## Data excerpts
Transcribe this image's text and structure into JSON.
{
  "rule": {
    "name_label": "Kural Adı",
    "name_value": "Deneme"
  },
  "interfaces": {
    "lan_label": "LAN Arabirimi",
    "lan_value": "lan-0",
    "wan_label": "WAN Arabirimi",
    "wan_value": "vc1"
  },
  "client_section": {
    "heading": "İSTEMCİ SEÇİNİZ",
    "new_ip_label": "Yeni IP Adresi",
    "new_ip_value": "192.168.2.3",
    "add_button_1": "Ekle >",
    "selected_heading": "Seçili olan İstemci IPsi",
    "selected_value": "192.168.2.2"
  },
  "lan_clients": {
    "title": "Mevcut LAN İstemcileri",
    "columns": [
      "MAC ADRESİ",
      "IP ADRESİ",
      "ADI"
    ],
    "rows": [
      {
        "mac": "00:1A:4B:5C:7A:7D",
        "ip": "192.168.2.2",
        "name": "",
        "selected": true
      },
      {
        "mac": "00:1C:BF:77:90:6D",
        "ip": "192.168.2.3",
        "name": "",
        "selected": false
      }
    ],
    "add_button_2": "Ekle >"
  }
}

## Exercise details
In the listing above, how many lines hold the word "Arabirimi"? Give the number and nothing more.

## Result for this exercise
2